__Extract to read__
STAYING SAFE AROUND GAS
Natural gas pipelines and services run under our streets and footpaths and to our homes.
Pipes are made of strong yellow plastic (called polyethylene) and they range in size from 1 centimetre to 10 centimetres in diameter.
If people dig into these pipelines, the pipes can be damaged and natural gas can leak out. If this gas is ignited, a dangerous fire can result.
If your family or someone you know is planning a digging project, such as building a home, installing a sprinkler system or planting a tree or vegetable garden, remind them to call Vector 0800 B4 U DIG (0800 248 344) before they start digging so they can find out whether there are pipes in the area.
How do people find out where the gas pipes are?
Vector has maps which show where the gas network is and a tracer wire is buried with some pipes so that they can be located using an electronic locator. Sometimes marker tape is also buried above a pipeline which is a warning to people that a pipe is nearby and to stop digging.
How deep are the pipes buried?
Vector's pipelines can be from 40 centimetres to more than 1.2 metres underground, depending of the pressure and location.
- Gas appliances use flames so it is important to keep your homework, clothing and toys away.

__Written problem 1__
In the gas safety text, what material are the gas pipes made of?
__Written problem 2__
Continue the text on staying safe around gas, picking up after its last line.

__Provided material__
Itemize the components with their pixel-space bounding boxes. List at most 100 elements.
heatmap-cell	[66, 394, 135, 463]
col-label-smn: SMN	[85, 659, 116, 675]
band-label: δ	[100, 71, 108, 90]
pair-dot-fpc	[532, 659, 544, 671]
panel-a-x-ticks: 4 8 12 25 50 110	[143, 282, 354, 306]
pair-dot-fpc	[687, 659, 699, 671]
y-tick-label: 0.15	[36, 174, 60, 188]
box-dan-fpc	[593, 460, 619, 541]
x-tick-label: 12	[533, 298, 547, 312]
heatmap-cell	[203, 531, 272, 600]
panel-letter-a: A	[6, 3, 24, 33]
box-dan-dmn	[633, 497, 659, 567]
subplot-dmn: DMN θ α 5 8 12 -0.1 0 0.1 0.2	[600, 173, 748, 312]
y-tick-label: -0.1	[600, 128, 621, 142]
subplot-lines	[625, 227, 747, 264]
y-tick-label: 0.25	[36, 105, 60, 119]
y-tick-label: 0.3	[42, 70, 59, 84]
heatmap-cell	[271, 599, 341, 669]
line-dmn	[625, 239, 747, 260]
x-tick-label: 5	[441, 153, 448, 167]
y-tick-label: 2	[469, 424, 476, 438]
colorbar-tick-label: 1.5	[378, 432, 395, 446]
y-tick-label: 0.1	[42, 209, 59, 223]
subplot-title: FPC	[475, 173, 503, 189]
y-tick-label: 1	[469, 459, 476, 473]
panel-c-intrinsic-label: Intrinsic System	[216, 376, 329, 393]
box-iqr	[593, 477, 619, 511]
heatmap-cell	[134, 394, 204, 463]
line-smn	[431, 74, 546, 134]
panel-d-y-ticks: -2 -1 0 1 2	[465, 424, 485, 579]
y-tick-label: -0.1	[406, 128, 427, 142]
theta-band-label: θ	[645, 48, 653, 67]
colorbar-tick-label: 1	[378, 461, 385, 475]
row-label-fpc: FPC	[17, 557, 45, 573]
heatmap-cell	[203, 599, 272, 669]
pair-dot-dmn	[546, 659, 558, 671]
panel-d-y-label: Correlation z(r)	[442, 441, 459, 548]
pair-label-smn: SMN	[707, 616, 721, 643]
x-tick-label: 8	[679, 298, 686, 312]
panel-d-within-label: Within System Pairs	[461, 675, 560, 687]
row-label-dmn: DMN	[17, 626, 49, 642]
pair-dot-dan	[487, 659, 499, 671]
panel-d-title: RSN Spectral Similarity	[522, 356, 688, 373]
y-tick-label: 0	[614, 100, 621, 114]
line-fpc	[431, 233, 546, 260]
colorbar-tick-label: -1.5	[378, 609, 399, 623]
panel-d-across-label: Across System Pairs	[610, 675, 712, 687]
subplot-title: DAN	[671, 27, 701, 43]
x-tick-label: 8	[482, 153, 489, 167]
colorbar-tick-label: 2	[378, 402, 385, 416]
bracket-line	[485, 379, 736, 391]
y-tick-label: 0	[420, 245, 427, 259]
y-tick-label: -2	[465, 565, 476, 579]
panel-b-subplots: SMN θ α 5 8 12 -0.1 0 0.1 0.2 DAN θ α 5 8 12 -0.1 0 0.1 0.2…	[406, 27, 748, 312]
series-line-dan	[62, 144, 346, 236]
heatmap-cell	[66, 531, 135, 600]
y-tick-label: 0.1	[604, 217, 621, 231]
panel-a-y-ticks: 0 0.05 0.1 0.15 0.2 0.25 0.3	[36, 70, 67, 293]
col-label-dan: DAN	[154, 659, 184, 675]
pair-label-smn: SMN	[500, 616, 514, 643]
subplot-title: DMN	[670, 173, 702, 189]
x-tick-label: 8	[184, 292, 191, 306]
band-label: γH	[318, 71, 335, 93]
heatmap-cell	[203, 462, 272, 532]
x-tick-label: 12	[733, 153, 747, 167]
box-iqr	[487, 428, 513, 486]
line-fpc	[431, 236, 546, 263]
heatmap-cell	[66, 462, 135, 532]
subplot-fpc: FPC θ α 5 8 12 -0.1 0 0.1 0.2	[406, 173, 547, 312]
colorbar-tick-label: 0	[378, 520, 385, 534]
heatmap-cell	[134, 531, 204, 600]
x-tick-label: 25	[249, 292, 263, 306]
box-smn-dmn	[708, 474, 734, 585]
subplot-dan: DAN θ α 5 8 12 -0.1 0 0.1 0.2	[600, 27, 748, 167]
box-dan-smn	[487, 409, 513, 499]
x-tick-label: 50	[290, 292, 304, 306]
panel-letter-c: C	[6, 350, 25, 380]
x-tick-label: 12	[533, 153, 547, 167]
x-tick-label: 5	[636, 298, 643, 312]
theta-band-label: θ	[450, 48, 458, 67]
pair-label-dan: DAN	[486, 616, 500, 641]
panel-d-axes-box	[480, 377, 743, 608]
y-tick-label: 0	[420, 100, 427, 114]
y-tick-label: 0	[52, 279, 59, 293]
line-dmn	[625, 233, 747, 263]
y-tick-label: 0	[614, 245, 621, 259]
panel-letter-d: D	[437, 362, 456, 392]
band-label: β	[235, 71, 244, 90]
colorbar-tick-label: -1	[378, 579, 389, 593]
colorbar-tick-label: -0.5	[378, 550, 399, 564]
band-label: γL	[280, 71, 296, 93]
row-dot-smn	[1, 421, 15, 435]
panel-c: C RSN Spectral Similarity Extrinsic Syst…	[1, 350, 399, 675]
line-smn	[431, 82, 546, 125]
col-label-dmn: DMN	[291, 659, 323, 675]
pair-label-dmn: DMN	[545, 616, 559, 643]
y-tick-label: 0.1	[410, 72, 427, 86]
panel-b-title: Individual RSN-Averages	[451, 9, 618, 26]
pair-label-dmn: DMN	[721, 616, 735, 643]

__Task answer 1__
They are made of strong yellow plastic called polyethylene.

__Task answer 2__
- If you smell gas, tell an adult. If no adult is at home, leave the house and take everyone with you. Do not use a light switch, garage door opener, match, torch, phone or cellphone – a spark could ignite the gas. Ask an adult to call 111 or do so yourself when you are outside of the home, if you can't find an adult.
- If the burners on your stove have a blue flame, then everything is working correctly. If your flame is large and yellow and flickering, then ask an adult to have the stove checked out by a qualified repair person.
- Don't play with oven knobs because you could accidentally turn on the gas.
- If you have a gas heater on, make sure the room is ventilated and air can circulate freely. Try opening a window slightly.
- Don't play with the gas meter.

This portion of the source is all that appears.